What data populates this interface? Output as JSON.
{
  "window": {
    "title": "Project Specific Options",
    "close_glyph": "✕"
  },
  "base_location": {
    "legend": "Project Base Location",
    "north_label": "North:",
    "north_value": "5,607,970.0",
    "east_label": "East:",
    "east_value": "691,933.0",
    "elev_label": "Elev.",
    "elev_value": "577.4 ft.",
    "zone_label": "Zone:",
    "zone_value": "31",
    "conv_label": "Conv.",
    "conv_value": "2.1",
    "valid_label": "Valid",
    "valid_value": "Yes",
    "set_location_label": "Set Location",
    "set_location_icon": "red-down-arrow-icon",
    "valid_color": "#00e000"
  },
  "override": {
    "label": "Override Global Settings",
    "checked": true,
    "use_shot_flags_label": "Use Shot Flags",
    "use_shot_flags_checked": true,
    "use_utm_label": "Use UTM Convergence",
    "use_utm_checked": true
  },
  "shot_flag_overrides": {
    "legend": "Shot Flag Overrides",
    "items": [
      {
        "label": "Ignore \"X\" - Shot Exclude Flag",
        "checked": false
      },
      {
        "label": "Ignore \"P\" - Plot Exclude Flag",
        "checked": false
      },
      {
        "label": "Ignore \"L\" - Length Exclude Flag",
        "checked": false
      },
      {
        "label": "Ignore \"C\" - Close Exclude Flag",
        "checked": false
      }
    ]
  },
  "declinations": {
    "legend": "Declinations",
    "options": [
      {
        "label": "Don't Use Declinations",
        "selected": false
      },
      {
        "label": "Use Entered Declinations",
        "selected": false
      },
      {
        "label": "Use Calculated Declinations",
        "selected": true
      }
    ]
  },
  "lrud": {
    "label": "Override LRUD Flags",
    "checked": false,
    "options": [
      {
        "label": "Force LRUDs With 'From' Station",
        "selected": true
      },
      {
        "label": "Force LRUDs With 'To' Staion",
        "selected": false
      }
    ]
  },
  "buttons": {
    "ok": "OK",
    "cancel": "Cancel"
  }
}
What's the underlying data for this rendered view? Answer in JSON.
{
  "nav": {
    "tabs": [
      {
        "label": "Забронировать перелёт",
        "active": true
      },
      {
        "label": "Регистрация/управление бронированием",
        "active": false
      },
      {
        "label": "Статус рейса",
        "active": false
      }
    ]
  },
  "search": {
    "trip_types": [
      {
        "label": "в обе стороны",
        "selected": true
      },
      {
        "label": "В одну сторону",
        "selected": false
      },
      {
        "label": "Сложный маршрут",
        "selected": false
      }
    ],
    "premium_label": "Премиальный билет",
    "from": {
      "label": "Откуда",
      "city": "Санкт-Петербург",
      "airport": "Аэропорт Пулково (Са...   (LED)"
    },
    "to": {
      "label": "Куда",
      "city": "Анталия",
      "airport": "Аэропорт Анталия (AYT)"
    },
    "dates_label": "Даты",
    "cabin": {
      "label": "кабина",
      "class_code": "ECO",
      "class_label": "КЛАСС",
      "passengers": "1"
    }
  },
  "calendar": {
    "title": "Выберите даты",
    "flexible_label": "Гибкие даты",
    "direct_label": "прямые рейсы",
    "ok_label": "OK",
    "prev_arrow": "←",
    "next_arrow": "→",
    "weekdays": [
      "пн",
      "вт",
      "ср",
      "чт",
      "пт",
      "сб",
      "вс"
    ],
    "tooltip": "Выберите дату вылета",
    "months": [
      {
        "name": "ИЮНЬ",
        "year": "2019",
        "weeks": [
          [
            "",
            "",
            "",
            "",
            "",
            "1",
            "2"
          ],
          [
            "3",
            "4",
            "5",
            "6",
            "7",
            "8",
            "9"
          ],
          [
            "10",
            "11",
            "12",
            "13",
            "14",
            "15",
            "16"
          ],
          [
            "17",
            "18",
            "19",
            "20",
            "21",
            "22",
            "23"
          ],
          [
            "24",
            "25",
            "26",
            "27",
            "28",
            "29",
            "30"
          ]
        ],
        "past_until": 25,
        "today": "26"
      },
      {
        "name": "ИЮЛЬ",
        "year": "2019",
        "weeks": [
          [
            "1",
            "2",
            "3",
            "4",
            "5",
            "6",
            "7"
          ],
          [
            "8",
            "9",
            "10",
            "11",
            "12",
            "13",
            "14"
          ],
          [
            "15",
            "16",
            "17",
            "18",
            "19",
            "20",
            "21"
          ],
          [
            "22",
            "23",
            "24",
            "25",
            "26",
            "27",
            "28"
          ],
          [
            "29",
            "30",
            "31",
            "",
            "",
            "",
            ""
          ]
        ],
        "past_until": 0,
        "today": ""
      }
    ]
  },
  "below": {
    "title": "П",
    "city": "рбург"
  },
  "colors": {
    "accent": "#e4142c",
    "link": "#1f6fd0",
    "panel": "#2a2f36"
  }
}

SET PROBLEM ▸ Make a list of all lines in the data that contain "Анталия".

FINAL ANSWER ▸
      "city": "Анталия",
      "airport": "Аэропорт Анталия (AYT)"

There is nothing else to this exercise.